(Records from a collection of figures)
* * * * * * *

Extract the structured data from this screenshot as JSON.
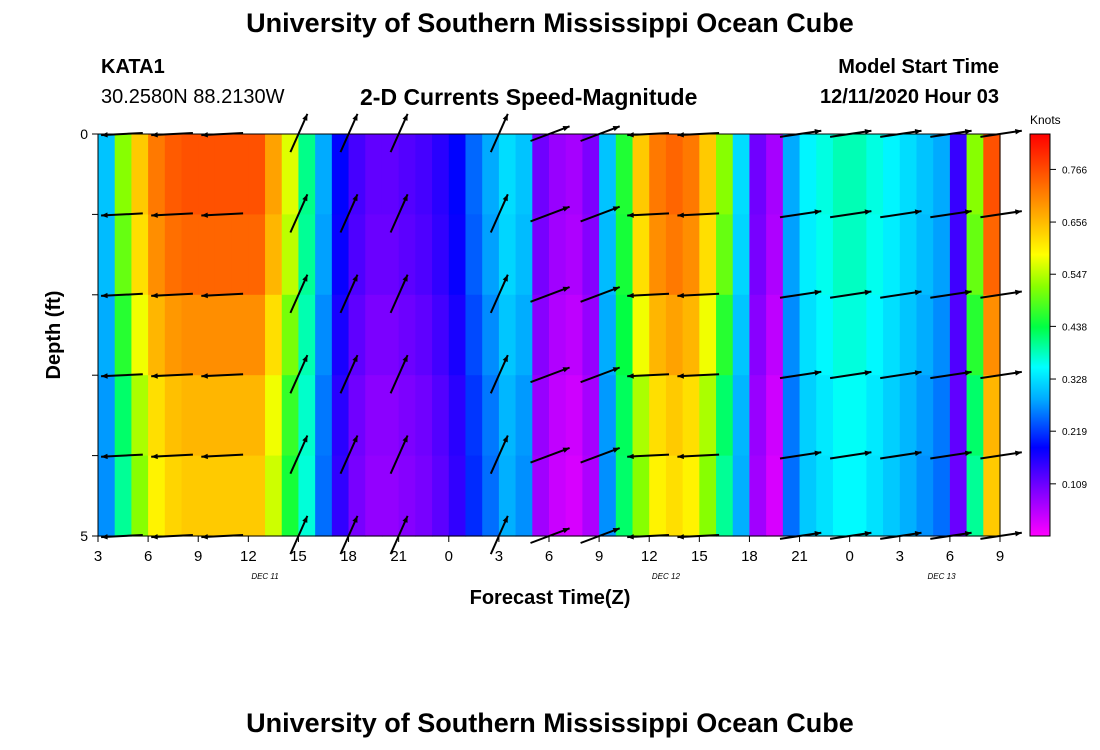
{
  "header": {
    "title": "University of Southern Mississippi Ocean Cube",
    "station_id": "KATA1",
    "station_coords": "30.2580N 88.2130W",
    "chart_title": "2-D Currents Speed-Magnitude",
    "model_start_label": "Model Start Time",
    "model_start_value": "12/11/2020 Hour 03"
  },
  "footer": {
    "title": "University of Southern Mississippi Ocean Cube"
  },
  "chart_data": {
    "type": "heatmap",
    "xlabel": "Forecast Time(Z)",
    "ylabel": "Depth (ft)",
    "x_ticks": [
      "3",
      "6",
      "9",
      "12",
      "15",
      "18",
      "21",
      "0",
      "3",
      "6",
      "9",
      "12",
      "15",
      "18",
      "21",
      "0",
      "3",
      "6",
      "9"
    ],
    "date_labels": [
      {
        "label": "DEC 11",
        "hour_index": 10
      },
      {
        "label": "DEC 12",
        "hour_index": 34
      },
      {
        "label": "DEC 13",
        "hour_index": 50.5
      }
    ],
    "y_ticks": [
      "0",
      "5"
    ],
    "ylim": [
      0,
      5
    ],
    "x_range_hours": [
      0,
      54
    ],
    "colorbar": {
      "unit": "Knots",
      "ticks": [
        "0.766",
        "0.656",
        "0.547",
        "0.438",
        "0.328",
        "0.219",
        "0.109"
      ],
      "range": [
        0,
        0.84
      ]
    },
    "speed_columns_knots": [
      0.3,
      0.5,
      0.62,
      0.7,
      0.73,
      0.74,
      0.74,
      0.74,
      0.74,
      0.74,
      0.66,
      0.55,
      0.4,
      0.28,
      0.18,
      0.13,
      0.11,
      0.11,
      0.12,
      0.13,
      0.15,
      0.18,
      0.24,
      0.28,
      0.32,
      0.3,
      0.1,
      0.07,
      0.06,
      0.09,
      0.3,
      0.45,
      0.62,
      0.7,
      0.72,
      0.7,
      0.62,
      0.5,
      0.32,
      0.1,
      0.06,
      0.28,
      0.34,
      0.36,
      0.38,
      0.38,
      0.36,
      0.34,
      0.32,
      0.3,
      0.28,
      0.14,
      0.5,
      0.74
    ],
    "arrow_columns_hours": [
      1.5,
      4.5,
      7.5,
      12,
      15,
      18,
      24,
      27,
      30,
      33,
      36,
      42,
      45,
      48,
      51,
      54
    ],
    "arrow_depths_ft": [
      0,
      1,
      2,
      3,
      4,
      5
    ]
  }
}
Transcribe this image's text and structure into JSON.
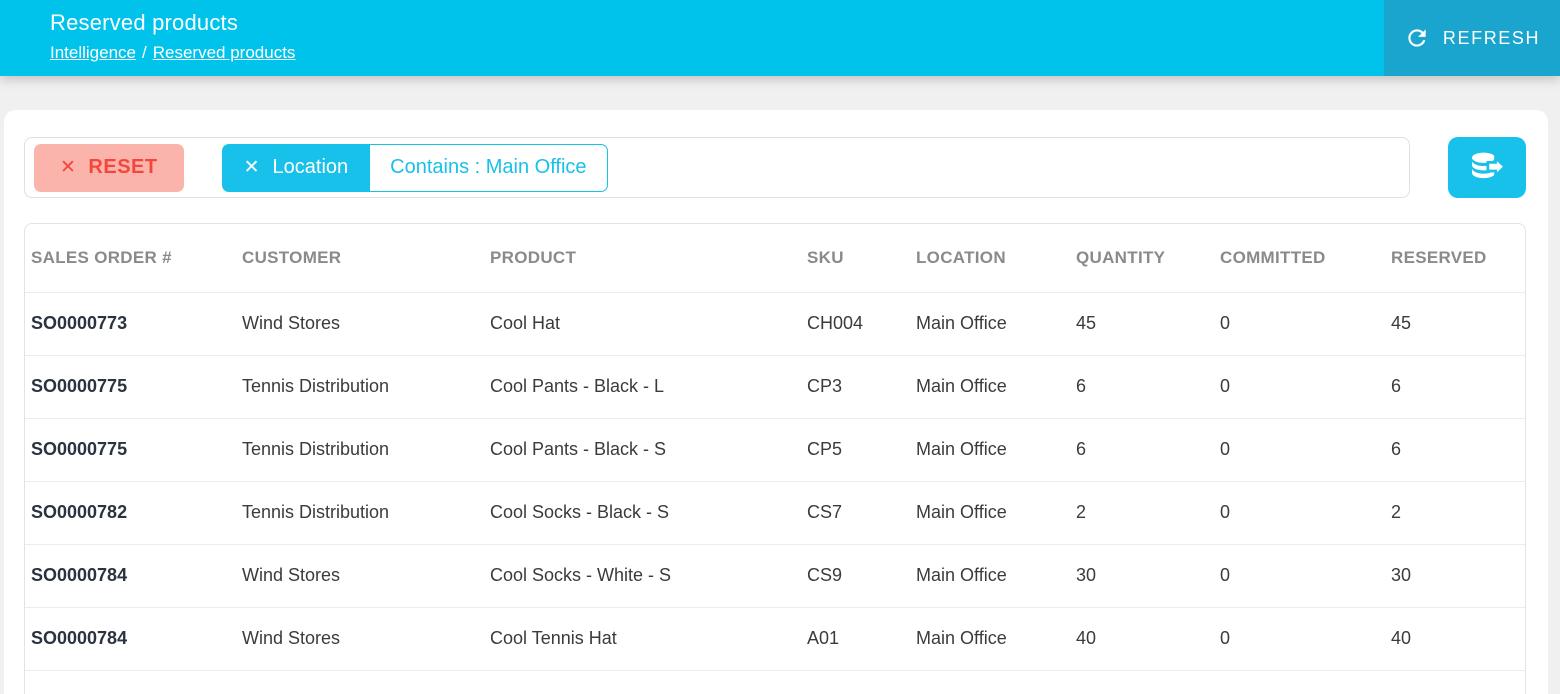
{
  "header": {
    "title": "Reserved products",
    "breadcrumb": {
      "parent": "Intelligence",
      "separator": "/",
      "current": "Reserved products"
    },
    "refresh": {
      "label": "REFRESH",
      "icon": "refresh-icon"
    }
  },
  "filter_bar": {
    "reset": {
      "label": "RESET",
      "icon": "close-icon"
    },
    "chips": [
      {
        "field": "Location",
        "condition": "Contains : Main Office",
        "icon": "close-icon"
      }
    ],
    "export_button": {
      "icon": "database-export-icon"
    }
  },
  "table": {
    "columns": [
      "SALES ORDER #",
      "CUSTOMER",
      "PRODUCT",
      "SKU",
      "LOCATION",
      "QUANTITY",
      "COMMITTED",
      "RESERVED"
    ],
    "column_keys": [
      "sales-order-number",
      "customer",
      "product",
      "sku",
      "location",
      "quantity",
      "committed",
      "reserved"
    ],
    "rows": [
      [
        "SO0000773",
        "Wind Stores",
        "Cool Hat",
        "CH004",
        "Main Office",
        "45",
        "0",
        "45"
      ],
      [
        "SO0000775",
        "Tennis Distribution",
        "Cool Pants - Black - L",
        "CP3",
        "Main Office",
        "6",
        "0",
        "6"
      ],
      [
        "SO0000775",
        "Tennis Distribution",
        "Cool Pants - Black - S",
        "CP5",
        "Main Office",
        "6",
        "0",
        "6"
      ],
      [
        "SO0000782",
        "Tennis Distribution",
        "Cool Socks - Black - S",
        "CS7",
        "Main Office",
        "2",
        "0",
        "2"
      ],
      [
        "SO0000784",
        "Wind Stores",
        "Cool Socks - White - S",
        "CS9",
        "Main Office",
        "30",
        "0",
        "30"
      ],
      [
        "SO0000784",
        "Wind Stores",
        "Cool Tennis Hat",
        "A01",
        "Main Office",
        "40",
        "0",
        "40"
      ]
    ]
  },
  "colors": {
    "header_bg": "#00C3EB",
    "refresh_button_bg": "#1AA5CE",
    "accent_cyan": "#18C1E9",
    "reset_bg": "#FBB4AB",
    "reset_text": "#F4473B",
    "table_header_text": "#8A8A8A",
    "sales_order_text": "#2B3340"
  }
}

* * * * * * *

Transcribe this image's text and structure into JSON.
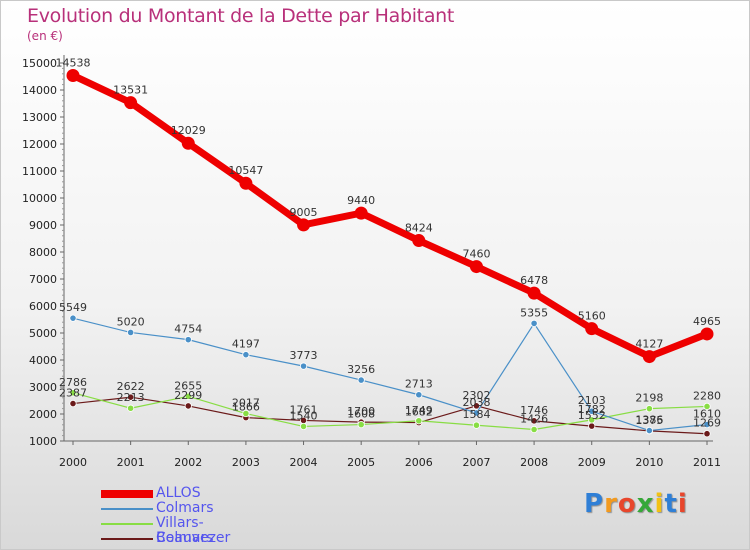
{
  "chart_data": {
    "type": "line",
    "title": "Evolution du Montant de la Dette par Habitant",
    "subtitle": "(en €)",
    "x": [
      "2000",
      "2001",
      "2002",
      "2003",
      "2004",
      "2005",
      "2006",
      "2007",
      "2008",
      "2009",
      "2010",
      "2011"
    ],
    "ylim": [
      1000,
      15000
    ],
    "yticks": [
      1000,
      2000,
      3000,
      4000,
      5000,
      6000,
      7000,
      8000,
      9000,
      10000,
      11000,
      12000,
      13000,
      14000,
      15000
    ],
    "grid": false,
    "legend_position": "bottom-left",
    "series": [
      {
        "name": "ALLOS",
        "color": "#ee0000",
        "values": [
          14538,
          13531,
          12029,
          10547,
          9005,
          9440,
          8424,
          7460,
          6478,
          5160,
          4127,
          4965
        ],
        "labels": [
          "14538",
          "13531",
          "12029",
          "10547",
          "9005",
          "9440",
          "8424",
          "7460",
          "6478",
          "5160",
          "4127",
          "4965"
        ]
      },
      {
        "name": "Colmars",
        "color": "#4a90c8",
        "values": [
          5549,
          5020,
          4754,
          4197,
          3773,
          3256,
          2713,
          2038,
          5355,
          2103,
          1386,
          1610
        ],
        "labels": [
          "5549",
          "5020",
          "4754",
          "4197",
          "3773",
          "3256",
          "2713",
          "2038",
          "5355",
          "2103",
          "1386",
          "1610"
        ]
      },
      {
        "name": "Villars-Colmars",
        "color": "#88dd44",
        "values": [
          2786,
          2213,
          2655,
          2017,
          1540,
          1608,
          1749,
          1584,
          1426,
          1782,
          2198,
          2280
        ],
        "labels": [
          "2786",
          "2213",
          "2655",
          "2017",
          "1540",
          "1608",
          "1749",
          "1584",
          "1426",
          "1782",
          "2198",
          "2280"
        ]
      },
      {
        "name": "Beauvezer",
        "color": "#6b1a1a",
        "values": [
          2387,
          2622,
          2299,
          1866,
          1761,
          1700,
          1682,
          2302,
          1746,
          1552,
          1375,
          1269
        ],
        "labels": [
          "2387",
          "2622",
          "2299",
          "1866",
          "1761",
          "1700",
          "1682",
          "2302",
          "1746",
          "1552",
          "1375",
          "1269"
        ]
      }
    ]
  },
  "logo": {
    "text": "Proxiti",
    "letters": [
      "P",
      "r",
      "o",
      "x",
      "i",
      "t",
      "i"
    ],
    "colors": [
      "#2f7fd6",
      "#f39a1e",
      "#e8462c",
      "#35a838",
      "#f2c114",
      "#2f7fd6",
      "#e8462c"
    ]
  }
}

* * * * * * *

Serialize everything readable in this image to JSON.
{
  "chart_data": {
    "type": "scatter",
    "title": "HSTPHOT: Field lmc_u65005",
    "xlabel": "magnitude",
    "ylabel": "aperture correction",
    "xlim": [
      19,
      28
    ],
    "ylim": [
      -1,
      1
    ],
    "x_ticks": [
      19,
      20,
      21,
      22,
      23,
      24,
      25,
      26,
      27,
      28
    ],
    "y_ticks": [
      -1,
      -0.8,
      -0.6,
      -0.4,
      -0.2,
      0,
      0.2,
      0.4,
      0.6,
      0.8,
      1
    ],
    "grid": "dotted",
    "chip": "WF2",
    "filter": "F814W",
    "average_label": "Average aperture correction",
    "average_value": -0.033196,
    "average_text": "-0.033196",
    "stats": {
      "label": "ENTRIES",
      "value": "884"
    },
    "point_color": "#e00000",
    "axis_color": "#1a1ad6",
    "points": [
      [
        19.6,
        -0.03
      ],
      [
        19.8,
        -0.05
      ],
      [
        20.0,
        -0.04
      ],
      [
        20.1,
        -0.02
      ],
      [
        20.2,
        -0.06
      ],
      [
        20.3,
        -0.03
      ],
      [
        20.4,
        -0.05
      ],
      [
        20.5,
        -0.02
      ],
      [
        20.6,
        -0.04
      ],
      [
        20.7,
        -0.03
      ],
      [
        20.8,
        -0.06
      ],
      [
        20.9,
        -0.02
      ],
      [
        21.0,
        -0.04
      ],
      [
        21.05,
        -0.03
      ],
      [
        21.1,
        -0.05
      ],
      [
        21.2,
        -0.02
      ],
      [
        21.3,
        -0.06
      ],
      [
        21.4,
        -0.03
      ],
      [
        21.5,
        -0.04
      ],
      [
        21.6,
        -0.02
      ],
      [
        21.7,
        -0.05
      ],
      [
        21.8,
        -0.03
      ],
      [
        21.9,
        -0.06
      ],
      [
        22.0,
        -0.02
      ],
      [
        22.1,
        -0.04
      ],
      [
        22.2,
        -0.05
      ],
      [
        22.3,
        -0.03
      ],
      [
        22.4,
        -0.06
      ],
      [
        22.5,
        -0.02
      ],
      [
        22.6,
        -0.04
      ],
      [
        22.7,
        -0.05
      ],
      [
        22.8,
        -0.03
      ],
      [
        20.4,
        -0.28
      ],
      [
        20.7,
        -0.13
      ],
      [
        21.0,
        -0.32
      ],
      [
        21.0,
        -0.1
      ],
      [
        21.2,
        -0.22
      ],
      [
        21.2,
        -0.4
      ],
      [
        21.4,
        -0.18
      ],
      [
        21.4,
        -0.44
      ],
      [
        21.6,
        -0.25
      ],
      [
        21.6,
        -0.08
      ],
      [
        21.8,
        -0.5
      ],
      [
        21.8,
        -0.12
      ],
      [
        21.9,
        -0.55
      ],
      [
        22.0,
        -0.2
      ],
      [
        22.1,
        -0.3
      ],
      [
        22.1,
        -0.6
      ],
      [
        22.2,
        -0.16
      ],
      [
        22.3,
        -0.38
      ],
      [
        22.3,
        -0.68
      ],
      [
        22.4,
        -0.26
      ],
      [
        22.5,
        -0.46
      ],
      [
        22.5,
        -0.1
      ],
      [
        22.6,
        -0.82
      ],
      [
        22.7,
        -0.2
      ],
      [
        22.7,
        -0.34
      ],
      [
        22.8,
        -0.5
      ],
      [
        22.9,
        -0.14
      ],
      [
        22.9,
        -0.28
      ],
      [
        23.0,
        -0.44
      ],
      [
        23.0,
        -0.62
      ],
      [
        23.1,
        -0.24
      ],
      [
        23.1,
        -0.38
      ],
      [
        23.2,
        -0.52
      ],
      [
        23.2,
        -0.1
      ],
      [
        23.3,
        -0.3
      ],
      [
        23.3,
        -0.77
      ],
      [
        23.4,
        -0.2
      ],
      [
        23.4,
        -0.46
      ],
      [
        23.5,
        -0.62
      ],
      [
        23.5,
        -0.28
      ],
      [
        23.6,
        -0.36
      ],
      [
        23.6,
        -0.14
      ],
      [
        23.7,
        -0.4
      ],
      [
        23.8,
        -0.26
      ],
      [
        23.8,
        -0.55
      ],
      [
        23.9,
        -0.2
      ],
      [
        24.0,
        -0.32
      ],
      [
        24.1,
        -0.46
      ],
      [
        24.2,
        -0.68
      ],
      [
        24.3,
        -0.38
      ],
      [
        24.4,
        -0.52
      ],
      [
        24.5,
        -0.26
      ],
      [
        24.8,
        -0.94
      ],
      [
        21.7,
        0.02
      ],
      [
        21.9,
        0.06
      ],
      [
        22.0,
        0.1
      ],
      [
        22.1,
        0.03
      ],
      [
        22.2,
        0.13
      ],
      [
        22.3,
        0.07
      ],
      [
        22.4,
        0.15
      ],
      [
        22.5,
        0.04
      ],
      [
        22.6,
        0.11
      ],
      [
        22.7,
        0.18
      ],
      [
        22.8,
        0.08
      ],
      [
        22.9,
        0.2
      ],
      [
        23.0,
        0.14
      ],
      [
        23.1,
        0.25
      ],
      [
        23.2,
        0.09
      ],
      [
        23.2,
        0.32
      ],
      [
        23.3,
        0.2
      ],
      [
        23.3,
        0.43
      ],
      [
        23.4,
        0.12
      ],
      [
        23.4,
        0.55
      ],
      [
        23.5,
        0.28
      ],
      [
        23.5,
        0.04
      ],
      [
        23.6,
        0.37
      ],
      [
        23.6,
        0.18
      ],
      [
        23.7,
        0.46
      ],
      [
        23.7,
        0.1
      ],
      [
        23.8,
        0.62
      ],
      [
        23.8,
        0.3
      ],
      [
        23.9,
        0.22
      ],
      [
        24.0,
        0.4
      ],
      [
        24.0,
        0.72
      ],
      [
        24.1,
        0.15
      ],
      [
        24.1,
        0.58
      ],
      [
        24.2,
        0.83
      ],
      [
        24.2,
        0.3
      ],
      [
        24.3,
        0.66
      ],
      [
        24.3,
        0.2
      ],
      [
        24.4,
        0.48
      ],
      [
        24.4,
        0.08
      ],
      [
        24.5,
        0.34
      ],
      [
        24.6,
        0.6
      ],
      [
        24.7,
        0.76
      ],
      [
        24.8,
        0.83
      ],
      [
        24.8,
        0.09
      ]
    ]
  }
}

* * * * * * *

- _TASK STATEMENT_
Using the listing above, pull out all lines that hold the word "correction".

- _RESPONSE_
    "ylabel": "aperture correction",
    "average_label": "Average aperture correction",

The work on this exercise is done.